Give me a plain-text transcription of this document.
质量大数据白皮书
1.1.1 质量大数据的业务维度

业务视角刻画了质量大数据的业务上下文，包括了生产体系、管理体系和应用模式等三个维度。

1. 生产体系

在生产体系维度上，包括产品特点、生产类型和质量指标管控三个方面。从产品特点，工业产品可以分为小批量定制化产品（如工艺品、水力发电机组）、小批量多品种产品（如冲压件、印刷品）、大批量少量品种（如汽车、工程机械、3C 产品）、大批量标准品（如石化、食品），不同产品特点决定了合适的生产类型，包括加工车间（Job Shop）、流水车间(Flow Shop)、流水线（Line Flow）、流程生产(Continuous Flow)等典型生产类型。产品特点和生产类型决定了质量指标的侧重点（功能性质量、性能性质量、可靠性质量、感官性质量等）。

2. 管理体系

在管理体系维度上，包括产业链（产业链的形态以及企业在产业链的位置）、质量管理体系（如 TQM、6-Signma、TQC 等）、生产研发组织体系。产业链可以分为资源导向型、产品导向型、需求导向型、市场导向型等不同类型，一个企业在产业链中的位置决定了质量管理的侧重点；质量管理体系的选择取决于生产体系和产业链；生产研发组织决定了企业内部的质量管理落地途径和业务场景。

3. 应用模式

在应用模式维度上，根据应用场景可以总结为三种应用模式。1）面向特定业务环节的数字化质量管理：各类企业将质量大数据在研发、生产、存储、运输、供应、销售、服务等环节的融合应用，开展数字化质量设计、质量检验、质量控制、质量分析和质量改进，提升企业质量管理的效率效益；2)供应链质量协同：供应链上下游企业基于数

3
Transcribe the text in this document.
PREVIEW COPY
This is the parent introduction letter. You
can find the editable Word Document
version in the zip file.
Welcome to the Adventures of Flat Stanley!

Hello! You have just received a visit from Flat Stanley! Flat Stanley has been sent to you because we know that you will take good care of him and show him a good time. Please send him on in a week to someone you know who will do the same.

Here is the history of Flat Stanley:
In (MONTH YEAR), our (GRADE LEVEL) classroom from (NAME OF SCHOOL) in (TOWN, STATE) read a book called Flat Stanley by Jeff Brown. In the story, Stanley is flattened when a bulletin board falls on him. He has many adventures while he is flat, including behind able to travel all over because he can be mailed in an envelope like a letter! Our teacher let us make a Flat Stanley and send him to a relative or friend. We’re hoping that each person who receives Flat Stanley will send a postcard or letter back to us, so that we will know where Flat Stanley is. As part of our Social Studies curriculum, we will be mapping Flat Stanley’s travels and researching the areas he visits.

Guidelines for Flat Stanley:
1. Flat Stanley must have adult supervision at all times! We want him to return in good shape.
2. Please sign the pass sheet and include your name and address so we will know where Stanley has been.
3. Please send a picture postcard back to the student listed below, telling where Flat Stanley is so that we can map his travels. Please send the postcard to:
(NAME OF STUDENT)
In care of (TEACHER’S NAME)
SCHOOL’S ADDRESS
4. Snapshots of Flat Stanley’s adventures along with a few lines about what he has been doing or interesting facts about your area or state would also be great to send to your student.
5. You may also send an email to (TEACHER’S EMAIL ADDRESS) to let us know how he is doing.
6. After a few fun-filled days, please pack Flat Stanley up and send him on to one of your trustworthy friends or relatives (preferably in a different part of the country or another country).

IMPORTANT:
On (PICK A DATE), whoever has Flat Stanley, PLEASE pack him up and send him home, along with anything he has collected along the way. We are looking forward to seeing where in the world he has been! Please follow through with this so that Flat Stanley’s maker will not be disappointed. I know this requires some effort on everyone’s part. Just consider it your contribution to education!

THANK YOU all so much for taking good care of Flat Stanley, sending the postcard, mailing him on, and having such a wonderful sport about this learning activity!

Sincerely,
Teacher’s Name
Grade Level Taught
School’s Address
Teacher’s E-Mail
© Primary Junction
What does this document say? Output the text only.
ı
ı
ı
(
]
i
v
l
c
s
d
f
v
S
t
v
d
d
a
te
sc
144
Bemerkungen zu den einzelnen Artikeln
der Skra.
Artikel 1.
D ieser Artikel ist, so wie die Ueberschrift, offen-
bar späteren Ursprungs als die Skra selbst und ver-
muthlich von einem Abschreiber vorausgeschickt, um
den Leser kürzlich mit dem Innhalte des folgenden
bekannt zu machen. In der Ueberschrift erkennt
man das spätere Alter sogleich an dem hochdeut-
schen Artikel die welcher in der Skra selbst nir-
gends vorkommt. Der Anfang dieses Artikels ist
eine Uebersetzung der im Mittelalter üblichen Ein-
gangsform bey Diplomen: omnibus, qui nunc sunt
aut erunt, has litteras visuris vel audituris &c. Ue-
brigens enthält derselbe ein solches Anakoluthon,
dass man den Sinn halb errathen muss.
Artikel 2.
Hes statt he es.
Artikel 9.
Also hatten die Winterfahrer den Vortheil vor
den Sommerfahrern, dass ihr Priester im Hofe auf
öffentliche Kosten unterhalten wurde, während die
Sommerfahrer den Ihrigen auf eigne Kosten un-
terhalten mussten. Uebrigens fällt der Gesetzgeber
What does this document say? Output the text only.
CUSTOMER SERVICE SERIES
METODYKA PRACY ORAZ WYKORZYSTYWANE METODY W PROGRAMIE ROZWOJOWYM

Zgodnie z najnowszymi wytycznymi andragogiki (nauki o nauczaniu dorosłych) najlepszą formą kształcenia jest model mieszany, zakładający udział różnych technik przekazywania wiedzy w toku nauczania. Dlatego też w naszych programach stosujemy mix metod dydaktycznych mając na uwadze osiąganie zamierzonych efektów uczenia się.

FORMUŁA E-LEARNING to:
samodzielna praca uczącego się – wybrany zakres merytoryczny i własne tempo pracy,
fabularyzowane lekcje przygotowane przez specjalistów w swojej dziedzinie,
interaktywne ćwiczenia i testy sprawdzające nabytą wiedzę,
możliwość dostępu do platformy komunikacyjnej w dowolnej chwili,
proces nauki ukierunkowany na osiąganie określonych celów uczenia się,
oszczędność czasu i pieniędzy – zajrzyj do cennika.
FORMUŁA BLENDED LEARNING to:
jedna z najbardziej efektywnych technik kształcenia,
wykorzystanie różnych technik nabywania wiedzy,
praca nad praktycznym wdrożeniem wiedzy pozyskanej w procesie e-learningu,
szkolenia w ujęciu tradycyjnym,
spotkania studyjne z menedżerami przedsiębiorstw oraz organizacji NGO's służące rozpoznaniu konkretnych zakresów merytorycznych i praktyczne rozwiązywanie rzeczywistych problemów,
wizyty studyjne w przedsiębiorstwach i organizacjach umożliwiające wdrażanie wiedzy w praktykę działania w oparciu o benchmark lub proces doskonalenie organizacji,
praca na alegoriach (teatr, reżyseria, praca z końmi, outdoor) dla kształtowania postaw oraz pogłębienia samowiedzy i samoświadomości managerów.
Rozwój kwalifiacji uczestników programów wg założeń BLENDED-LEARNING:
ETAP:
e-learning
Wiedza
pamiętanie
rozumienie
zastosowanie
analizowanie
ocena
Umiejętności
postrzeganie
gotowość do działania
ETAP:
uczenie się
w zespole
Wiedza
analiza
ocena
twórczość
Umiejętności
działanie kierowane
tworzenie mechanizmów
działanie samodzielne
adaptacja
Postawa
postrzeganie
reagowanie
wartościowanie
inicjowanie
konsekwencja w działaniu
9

- - - -

◆ **EXERCISE PROMPT**:
Produce an exact copy of the whole listing.

◆ **EXPECTED OUTPUT**:
Give me a plain-text transcription of this document.
质量大数据白皮书
1.1.1 质量大数据的业务维度

业务视角刻画了质量大数据的业务上下文，包括了生产体系、管理体系和应用模式等三个维度。

1. 生产体系

在生产体系维度上，包括产品特点、生产类型和质量指标管控三个方面。从产品特点，工业产品可以分为小批量定制化产品（如工艺品、水力发电机组）、小批量多品种产品（如冲压件、印刷品）、大批量少量品种（如汽车、工程机械、3C 产品）、大批量标准品（如石化、食品），不同产品特点决定了合适的生产类型，包括加工车间（Job Shop）、流水车间(Flow Shop)、流水线（Line Flow）、流程生产(Continuous Flow)等典型生产类型。产品特点和生产类型决定了质量指标的侧重点（功能性质量、性能性质量、可靠性质量、感官性质量等）。

2. 管理体系

在管理体系维度上，包括产业链（产业链的形态以及企业在产业链的位置）、质量管理体系（如 TQM、6-Signma、TQC 等）、生产研发组织体系。产业链可以分为资源导向型、产品导向型、需求导向型、市场导向型等不同类型，一个企业在产业链中的位置决定了质量管理的侧重点；质量管理体系的选择取决于生产体系和产业链；生产研发组织决定了企业内部的质量管理落地途径和业务场景。

3. 应用模式

在应用模式维度上，根据应用场景可以总结为三种应用模式。1）面向特定业务环节的数字化质量管理：各类企业将质量大数据在研发、生产、存储、运输、供应、销售、服务等环节的融合应用，开展数字化质量设计、质量检验、质量控制、质量分析和质量改进，提升企业质量管理的效率效益；2)供应链质量协同：供应链上下游企业基于数

3
Transcribe the text in this document.
PREVIEW COPY
This is the parent introduction letter. You
can find the editable Word Document
version in the zip file.
Welcome to the Adventures of Flat Stanley!

Hello! You have just received a visit from Flat Stanley! Flat Stanley has been sent to you because we know that you will take good care of him and show him a good time. Please send him on in a week to someone you know who will do the same.

Here is the history of Flat Stanley:
In (MONTH YEAR), our (GRADE LEVEL) classroom from (NAME OF SCHOOL) in (TOWN, STATE) read a book called Flat Stanley by Jeff Brown. In the story, Stanley is flattened when a bulletin board falls on him. He has many adventures while he is flat, including behind able to travel all over because he can be mailed in an envelope like a letter! Our teacher let us make a Flat Stanley and send him to a relative or friend. We’re hoping that each person who receives Flat Stanley will send a postcard or letter back to us, so that we will know where Flat Stanley is. As part of our Social Studies curriculum, we will be mapping Flat Stanley’s travels and researching the areas he visits.

Guidelines for Flat Stanley:
1. Flat Stanley must have adult supervision at all times! We want him to return in good shape.
2. Please sign the pass sheet and include your name and address so we will know where Stanley has been.
3. Please send a picture postcard back to the student listed below, telling where Flat Stanley is so that we can map his travels. Please send the postcard to:
(NAME OF STUDENT)
In care of (TEACHER’S NAME)
SCHOOL’S ADDRESS
4. Snapshots of Flat Stanley’s adventures along with a few lines about what he has been doing or interesting facts about your area or state would also be great to send to your student.
5. You may also send an email to (TEACHER’S EMAIL ADDRESS) to let us know how he is doing.
6. After a few fun-filled days, please pack Flat Stanley up and send him on to one of your trustworthy friends or relatives (preferably in a different part of the country or another country).

IMPORTANT:
On (PICK A DATE), whoever has Flat Stanley, PLEASE pack him up and send him home, along with anything he has collected along the way. We are looking forward to seeing where in the world he has been! Please follow through with this so that Flat Stanley’s maker will not be disappointed. I know this requires some effort on everyone’s part. Just consider it your contribution to education!

THANK YOU all so much for taking good care of Flat Stanley, sending the postcard, mailing him on, and having such a wonderful sport about this learning activity!

Sincerely,
Teacher’s Name
Grade Level Taught
School’s Address
Teacher’s E-Mail
© Primary Junction
What does this document say? Output the text only.
ı
ı
ı
(
]
i
v
l
c
s
d
f
v
S
t
v
d
d
a
te
sc
144
Bemerkungen zu den einzelnen Artikeln
der Skra.
Artikel 1.
D ieser Artikel ist, so wie die Ueberschrift, offen-
bar späteren Ursprungs als die Skra selbst und ver-
muthlich von einem Abschreiber vorausgeschickt, um
den Leser kürzlich mit dem Innhalte des folgenden
bekannt zu machen. In der Ueberschrift erkennt
man das spätere Alter sogleich an dem hochdeut-
schen Artikel die welcher in der Skra selbst nir-
gends vorkommt. Der Anfang dieses Artikels ist
eine Uebersetzung der im Mittelalter üblichen Ein-
gangsform bey Diplomen: omnibus, qui nunc sunt
aut erunt, has litteras visuris vel audituris &c. Ue-
brigens enthält derselbe ein solches Anakoluthon,
dass man den Sinn halb errathen muss.
Artikel 2.
Hes statt he es.
Artikel 9.
Also hatten die Winterfahrer den Vortheil vor
den Sommerfahrern, dass ihr Priester im Hofe auf
öffentliche Kosten unterhalten wurde, während die
Sommerfahrer den Ihrigen auf eigne Kosten un-
terhalten mussten. Uebrigens fällt der Gesetzgeber
What does this document say? Output the text only.
CUSTOMER SERVICE SERIES
METODYKA PRACY ORAZ WYKORZYSTYWANE METODY W PROGRAMIE ROZWOJOWYM

Zgodnie z najnowszymi wytycznymi andragogiki (nauki o nauczaniu dorosłych) najlepszą formą kształcenia jest model mieszany, zakładający udział różnych technik przekazywania wiedzy w toku nauczania. Dlatego też w naszych programach stosujemy mix metod dydaktycznych mając na uwadze osiąganie zamierzonych efektów uczenia się.

FORMUŁA E-LEARNING to:
samodzielna praca uczącego się – wybrany zakres merytoryczny i własne tempo pracy,
fabularyzowane lekcje przygotowane przez specjalistów w swojej dziedzinie,
interaktywne ćwiczenia i testy sprawdzające nabytą wiedzę,
możliwość dostępu do platformy komunikacyjnej w dowolnej chwili,
proces nauki ukierunkowany na osiąganie określonych celów uczenia się,
oszczędność czasu i pieniędzy – zajrzyj do cennika.
FORMUŁA BLENDED LEARNING to:
jedna z najbardziej efektywnych technik kształcenia,
wykorzystanie różnych technik nabywania wiedzy,
praca nad praktycznym wdrożeniem wiedzy pozyskanej w procesie e-learningu,
szkolenia w ujęciu tradycyjnym,
spotkania studyjne z menedżerami przedsiębiorstw oraz organizacji NGO's służące rozpoznaniu konkretnych zakresów merytorycznych i praktyczne rozwiązywanie rzeczywistych problemów,
wizyty studyjne w przedsiębiorstwach i organizacjach umożliwiające wdrażanie wiedzy w praktykę działania w oparciu o benchmark lub proces doskonalenie organizacji,
praca na alegoriach (teatr, reżyseria, praca z końmi, outdoor) dla kształtowania postaw oraz pogłębienia samowiedzy i samoświadomości managerów.
Rozwój kwalifiacji uczestników programów wg założeń BLENDED-LEARNING:
ETAP:
e-learning
Wiedza
pamiętanie
rozumienie
zastosowanie
analizowanie
ocena
Umiejętności
postrzeganie
gotowość do działania
ETAP:
uczenie się
w zespole
Wiedza
analiza
ocena
twórczość
Umiejętności
działanie kierowane
tworzenie mechanizmów
działanie samodzielne
adaptacja
Postawa
postrzeganie
reagowanie
wartościowanie
inicjowanie
konsekwencja w działaniu
9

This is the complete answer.